■ TASK STATEMENT ■
Extract all lines that hold the string "haar".

┄┄┄┄┄┄┄┄┄┄

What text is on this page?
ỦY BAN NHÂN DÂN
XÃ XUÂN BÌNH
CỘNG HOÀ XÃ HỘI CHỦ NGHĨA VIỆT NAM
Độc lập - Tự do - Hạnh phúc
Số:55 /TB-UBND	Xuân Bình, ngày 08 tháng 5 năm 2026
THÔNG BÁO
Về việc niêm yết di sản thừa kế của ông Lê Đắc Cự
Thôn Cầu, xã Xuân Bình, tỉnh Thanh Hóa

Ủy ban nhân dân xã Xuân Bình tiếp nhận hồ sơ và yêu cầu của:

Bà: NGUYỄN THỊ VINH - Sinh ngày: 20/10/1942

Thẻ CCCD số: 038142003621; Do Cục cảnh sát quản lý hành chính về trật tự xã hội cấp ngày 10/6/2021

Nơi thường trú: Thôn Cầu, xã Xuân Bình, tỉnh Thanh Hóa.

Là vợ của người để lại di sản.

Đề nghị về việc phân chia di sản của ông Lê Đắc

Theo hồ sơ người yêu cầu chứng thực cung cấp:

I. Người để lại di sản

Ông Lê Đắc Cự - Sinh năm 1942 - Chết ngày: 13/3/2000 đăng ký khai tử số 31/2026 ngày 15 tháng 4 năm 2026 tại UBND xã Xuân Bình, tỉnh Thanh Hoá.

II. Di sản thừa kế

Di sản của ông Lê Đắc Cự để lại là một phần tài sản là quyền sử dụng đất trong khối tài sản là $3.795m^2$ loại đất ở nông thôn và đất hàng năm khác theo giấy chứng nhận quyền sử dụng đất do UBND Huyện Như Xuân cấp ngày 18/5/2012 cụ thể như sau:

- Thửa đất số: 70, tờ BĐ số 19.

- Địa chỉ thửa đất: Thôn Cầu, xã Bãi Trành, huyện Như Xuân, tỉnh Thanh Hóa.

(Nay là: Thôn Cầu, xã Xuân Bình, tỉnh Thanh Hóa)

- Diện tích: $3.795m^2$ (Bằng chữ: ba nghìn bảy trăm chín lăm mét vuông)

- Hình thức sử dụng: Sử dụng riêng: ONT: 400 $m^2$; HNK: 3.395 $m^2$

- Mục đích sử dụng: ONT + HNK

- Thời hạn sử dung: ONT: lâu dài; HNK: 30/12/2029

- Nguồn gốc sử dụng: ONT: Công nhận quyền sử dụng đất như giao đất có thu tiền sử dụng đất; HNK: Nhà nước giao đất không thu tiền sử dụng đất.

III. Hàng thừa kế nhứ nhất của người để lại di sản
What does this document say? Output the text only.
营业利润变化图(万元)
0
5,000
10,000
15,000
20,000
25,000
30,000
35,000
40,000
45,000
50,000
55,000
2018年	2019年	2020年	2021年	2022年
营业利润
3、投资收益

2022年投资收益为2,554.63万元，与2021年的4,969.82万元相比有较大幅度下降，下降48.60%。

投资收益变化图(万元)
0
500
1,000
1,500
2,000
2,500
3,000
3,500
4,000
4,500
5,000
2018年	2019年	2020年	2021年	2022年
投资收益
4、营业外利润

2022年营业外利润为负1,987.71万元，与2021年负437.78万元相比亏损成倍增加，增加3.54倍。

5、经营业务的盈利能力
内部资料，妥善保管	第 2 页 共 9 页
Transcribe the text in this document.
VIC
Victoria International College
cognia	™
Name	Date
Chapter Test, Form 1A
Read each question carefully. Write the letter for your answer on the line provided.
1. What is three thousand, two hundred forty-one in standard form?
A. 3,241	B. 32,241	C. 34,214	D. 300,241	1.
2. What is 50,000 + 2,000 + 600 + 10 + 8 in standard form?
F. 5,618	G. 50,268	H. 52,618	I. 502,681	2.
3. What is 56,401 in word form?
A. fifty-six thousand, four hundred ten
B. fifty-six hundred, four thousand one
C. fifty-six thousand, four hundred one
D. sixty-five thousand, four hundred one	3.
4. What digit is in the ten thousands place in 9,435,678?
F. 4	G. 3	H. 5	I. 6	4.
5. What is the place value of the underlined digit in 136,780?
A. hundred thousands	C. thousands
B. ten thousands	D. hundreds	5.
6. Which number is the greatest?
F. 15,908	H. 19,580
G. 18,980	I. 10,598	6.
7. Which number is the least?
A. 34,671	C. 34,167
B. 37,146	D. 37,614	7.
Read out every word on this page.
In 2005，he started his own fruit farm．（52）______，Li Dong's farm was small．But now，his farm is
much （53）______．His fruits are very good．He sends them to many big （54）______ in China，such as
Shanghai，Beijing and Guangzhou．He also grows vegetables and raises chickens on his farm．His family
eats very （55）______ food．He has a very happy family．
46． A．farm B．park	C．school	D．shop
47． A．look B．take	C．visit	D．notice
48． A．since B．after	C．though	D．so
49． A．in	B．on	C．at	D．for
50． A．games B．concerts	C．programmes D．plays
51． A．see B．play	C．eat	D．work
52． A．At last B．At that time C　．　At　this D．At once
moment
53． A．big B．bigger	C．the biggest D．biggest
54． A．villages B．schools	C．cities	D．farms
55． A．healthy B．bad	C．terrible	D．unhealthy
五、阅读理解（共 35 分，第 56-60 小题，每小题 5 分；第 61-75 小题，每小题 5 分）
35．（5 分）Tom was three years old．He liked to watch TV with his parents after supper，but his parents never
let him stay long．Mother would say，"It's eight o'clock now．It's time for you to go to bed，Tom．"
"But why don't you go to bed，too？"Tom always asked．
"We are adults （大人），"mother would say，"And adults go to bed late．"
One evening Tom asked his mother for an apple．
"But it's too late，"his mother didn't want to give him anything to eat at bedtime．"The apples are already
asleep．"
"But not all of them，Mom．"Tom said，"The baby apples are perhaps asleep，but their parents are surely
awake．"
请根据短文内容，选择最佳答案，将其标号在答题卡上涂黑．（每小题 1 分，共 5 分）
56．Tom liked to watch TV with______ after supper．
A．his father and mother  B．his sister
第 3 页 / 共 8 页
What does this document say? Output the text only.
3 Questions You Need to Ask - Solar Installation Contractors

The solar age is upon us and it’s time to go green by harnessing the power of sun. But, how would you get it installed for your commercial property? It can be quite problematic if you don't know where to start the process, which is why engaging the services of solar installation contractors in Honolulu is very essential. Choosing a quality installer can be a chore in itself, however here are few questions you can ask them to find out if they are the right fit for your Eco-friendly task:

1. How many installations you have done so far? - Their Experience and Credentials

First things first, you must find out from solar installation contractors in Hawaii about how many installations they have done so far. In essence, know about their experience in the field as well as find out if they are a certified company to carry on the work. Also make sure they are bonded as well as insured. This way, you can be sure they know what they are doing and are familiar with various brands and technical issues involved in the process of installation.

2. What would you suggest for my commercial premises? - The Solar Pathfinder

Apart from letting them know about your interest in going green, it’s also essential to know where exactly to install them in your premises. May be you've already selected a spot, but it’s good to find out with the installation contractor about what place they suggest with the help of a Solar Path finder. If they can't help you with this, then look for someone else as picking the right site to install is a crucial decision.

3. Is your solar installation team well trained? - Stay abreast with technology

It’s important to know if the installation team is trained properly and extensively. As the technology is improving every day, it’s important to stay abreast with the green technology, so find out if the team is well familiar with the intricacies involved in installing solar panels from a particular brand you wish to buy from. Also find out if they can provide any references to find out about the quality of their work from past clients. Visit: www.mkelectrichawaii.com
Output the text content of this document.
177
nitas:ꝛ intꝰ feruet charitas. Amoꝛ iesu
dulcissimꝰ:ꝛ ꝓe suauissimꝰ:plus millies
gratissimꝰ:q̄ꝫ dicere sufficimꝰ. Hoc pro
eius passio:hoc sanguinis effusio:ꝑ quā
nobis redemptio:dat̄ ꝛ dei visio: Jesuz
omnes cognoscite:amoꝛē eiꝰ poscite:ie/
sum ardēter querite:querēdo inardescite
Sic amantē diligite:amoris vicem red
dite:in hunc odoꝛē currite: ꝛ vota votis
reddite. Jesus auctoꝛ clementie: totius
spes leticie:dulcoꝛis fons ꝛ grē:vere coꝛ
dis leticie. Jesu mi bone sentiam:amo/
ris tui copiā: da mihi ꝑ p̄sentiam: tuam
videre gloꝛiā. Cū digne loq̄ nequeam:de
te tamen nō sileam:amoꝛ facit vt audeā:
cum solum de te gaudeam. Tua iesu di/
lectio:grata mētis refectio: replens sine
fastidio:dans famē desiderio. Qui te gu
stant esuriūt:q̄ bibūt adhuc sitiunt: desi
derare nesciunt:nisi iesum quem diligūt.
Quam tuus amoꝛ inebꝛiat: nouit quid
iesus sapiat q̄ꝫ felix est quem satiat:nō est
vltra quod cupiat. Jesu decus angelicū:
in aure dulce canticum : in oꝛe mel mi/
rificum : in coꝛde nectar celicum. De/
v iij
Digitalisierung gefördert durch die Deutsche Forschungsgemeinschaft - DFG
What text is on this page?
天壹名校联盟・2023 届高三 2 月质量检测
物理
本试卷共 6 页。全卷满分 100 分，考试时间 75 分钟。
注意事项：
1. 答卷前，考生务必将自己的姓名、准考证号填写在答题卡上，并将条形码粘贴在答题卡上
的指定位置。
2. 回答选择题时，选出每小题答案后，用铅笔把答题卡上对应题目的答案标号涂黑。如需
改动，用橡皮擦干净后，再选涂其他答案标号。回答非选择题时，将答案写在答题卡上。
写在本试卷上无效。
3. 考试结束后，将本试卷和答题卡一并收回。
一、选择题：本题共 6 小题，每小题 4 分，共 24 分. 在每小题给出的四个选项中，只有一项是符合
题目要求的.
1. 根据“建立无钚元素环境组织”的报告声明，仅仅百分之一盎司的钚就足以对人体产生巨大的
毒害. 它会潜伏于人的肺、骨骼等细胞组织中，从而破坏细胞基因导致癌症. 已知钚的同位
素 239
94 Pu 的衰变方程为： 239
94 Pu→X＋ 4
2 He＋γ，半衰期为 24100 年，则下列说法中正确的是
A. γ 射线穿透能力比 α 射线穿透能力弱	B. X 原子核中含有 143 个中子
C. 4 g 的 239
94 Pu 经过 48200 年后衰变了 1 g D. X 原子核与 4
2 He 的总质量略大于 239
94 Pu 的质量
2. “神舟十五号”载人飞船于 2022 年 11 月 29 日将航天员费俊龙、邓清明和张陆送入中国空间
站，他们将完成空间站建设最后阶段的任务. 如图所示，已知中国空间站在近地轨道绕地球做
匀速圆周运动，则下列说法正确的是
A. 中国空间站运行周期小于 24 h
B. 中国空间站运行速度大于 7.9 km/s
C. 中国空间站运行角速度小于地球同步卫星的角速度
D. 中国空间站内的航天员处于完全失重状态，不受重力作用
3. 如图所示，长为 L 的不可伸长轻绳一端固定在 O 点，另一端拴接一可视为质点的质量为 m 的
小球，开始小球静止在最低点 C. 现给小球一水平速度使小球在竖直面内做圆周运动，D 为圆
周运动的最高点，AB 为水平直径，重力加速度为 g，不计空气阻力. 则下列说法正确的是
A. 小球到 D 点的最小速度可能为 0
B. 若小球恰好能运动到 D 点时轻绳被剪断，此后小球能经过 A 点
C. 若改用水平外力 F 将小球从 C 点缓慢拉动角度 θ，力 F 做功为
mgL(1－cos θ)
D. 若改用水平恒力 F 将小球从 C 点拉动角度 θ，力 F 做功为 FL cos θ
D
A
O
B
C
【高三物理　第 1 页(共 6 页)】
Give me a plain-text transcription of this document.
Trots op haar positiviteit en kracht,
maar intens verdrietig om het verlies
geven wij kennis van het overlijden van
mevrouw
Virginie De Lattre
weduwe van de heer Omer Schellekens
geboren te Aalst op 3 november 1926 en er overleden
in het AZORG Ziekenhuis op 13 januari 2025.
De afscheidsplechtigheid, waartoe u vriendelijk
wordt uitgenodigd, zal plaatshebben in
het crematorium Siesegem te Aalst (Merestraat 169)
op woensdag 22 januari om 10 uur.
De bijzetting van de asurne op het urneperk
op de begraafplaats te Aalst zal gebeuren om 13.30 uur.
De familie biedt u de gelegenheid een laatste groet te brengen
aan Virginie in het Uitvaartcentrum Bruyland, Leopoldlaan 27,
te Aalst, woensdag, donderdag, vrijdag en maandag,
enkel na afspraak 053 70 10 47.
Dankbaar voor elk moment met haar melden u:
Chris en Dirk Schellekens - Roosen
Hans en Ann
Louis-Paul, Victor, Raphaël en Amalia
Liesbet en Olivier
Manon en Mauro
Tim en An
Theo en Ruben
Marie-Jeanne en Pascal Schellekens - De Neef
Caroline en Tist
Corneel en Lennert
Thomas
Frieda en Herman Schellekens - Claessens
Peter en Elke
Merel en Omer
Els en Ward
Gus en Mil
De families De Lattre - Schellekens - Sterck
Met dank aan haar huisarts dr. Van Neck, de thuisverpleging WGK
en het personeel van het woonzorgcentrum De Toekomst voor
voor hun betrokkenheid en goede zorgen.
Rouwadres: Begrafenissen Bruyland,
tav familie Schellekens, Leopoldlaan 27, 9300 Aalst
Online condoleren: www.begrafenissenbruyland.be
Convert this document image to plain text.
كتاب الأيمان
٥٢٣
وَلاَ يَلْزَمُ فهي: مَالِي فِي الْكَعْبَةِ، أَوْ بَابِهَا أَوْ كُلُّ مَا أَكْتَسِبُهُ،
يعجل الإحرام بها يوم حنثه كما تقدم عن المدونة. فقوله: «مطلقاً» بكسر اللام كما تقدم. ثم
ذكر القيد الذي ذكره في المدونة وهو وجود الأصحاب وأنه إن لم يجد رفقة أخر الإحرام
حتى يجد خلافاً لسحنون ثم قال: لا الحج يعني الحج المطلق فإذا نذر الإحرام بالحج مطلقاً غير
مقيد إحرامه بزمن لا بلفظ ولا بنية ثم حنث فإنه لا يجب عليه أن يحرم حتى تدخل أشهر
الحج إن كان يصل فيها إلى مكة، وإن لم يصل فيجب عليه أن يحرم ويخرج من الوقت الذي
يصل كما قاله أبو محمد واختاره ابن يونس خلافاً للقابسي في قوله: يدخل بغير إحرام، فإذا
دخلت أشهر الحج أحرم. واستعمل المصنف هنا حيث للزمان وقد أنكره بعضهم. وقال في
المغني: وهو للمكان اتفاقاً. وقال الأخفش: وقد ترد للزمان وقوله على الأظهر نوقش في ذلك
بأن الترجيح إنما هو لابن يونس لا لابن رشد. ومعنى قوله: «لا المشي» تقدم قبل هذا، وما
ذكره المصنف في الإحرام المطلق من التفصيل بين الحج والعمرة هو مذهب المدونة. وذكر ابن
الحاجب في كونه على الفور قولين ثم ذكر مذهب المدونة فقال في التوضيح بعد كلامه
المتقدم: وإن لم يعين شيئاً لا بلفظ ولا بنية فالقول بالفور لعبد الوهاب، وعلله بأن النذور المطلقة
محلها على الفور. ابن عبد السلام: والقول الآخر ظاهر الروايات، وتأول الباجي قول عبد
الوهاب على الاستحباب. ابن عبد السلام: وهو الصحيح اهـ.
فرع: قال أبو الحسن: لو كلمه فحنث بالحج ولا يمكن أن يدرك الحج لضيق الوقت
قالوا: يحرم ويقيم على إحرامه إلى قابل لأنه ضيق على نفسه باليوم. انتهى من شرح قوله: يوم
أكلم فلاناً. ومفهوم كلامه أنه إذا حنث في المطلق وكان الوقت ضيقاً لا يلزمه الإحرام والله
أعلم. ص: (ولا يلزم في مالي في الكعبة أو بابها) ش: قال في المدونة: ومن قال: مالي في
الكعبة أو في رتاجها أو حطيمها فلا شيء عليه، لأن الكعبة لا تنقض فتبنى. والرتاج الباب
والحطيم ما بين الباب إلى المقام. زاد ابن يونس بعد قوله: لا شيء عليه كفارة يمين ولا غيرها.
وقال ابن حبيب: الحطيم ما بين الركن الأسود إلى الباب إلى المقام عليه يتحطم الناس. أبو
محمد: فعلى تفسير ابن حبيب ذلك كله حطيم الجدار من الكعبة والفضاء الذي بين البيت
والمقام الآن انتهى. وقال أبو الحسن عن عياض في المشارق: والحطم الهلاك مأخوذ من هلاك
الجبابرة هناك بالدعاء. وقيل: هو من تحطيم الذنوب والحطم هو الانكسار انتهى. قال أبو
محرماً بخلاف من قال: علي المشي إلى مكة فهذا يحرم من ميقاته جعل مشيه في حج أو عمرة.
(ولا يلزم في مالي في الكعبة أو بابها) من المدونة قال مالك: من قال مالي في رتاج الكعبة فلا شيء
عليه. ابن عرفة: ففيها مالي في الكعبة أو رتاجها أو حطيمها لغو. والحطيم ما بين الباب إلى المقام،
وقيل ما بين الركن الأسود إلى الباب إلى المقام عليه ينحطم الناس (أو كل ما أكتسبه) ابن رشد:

┄┄┄┄┄┄┄┄┄┄

■ WRITTEN ANSWER ■
Trots op haar positiviteit en kracht,
Dankbaar voor elk moment met haar melden u:
Met dank aan haar huisarts dr. Van Neck, de thuisverpleging WGK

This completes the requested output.